The answer is one number: how many lines hold the string "الدين".

Saved data entries

--------

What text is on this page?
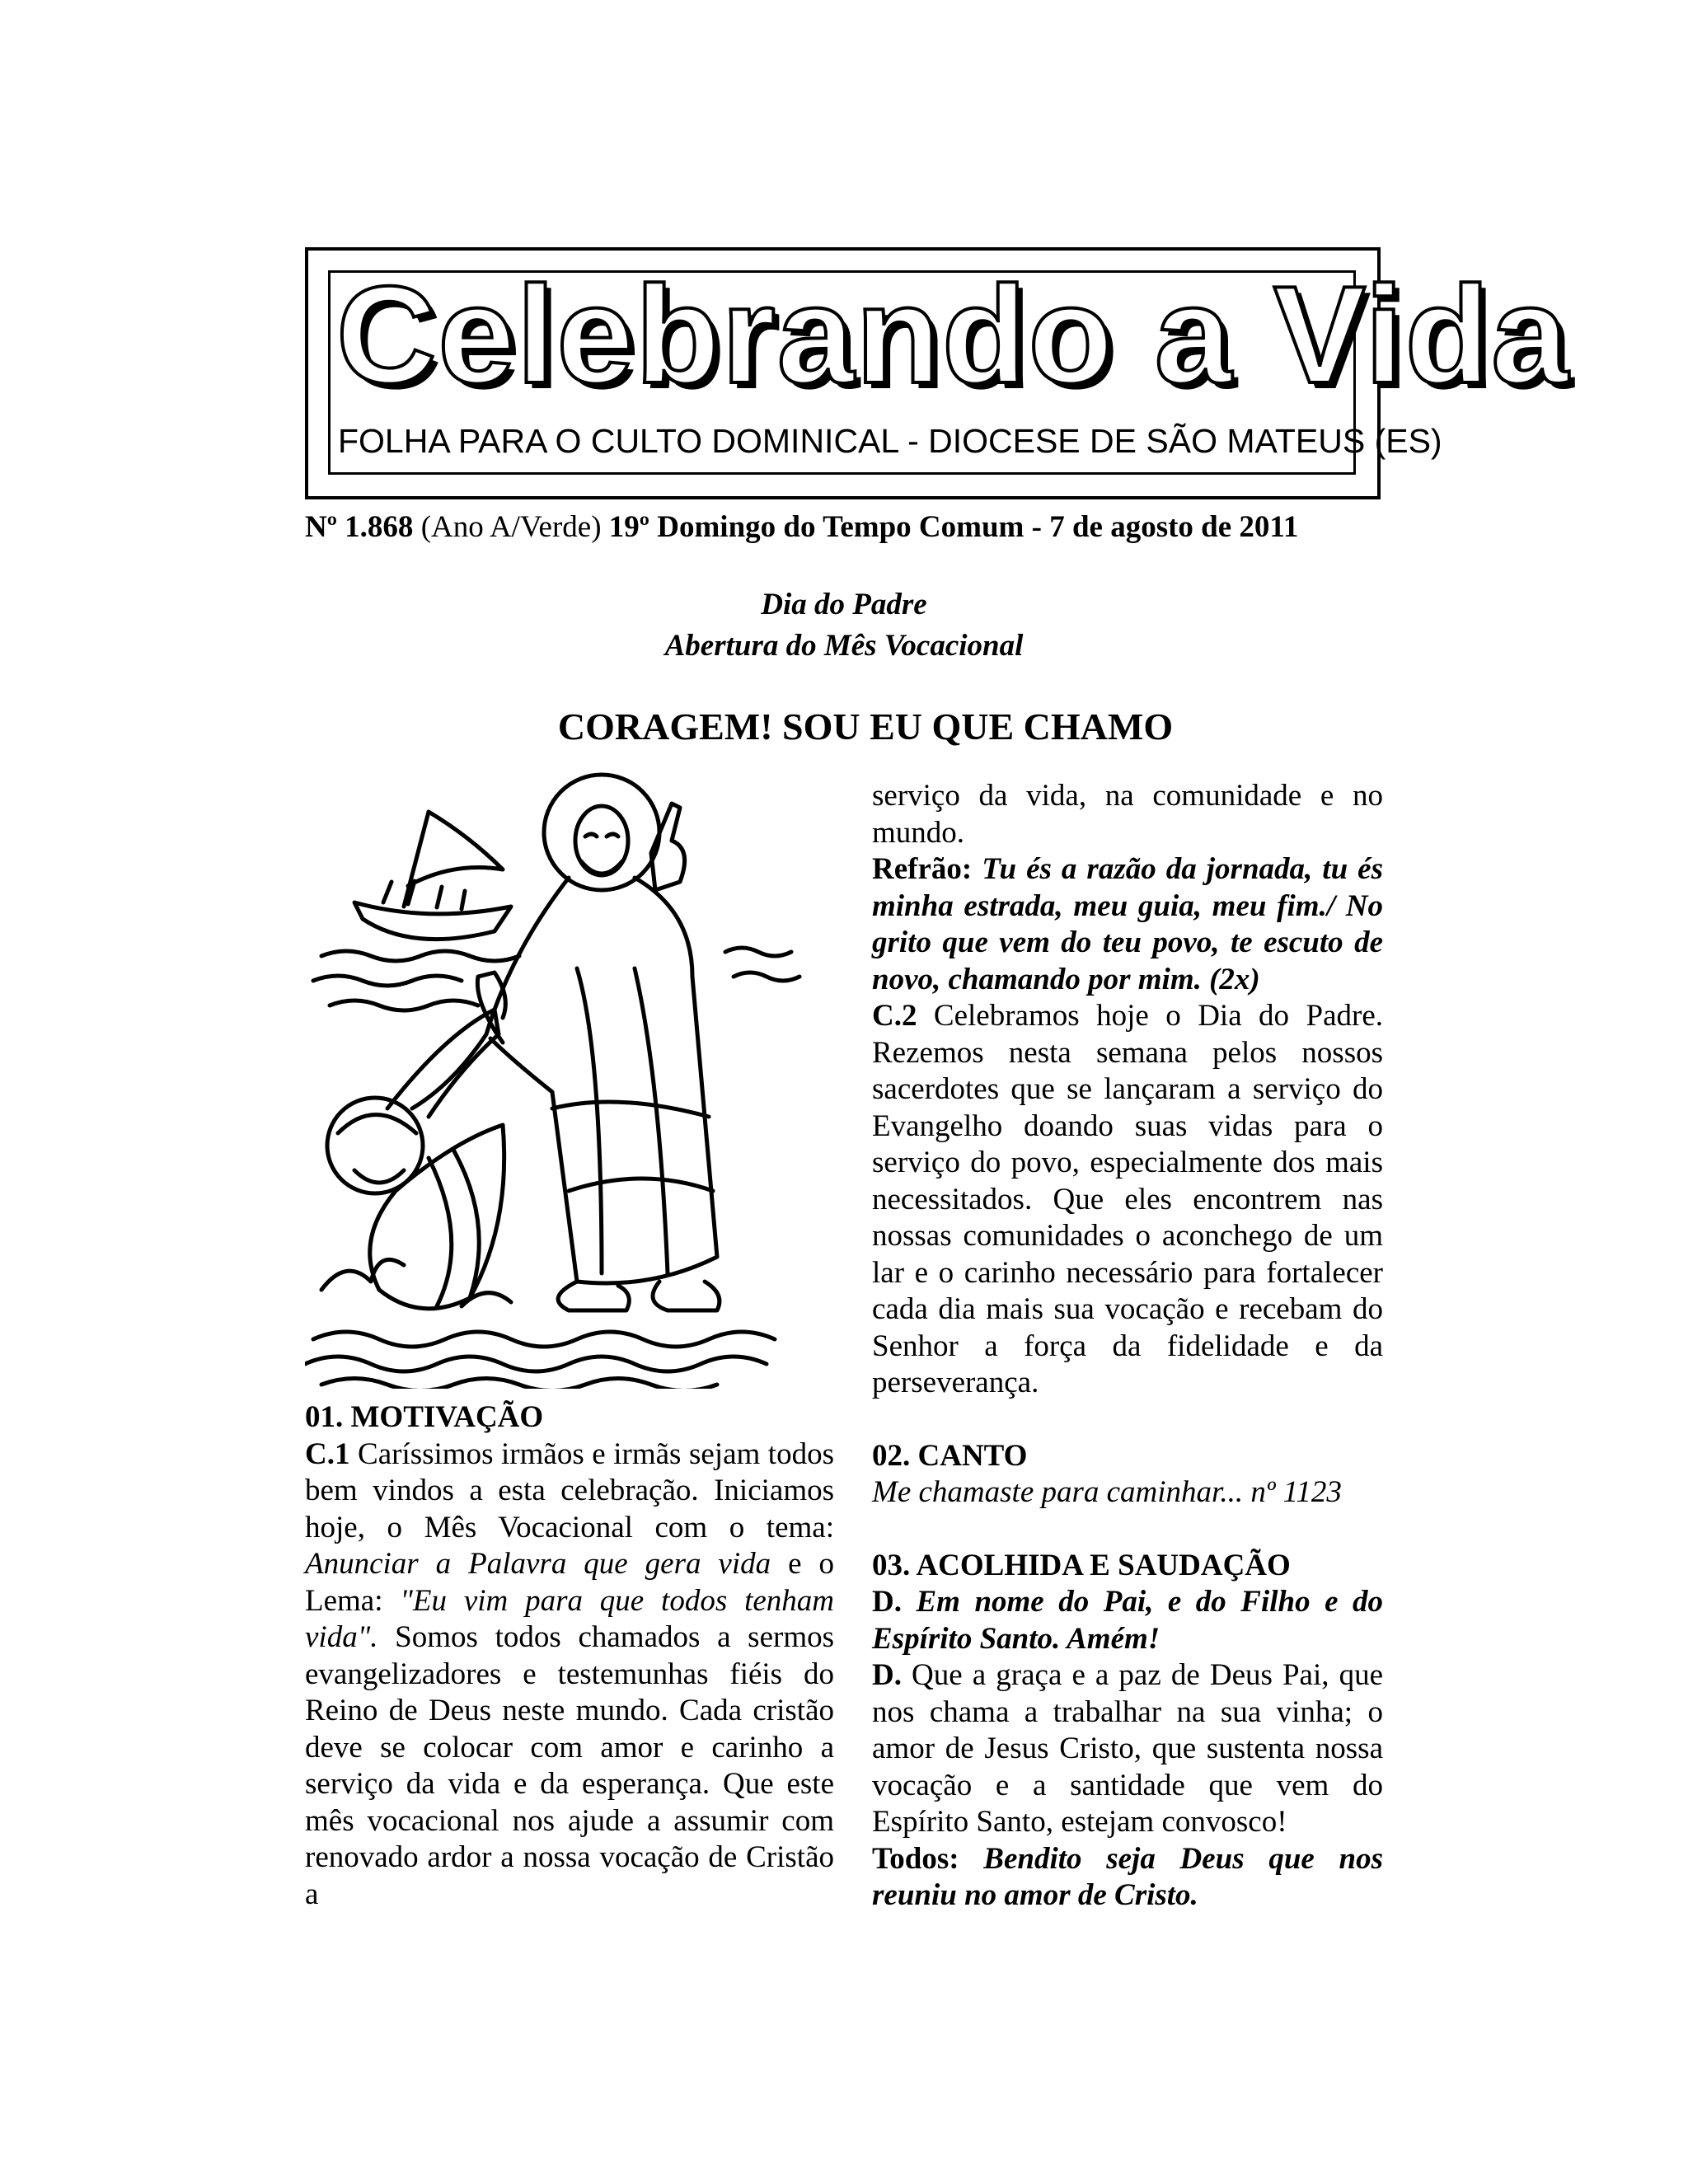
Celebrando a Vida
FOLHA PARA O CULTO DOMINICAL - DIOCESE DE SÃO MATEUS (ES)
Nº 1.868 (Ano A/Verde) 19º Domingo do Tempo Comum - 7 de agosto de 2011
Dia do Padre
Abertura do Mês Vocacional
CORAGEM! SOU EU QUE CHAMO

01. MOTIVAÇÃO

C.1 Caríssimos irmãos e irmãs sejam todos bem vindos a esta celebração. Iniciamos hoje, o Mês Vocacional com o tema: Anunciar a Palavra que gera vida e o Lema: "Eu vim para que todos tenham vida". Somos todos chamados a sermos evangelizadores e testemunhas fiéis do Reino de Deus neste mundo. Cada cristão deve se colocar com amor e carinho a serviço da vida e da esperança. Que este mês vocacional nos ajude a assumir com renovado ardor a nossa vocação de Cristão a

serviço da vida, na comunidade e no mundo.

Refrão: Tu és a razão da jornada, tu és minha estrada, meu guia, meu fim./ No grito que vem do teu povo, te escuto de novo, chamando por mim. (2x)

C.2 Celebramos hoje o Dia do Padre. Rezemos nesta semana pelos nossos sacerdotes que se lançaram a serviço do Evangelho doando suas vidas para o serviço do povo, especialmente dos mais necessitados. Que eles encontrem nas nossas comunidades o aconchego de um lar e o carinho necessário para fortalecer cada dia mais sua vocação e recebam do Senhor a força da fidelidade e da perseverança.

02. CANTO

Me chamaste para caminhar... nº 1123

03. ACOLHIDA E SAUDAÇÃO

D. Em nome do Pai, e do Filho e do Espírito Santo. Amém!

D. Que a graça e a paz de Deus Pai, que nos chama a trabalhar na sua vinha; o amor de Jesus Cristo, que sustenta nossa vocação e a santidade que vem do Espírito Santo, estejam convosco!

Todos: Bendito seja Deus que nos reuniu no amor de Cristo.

--------

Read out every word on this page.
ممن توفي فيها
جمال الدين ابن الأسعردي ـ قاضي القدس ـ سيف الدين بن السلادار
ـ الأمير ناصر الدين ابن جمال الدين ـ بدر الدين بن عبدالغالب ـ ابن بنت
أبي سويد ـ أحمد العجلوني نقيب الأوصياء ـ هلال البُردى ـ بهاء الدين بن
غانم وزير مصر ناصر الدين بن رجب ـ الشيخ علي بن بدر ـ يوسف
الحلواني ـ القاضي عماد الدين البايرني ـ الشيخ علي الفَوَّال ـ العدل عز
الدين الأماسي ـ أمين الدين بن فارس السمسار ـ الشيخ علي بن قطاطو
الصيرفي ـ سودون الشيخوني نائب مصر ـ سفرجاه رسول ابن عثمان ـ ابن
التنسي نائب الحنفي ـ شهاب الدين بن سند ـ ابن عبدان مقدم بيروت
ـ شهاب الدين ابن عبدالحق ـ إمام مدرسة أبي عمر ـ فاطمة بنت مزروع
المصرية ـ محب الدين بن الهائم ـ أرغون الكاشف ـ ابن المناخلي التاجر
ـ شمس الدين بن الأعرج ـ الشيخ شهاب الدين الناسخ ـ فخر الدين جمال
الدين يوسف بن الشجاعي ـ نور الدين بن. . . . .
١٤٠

--------

_RESPONSE TO THIS EXERCISE_
11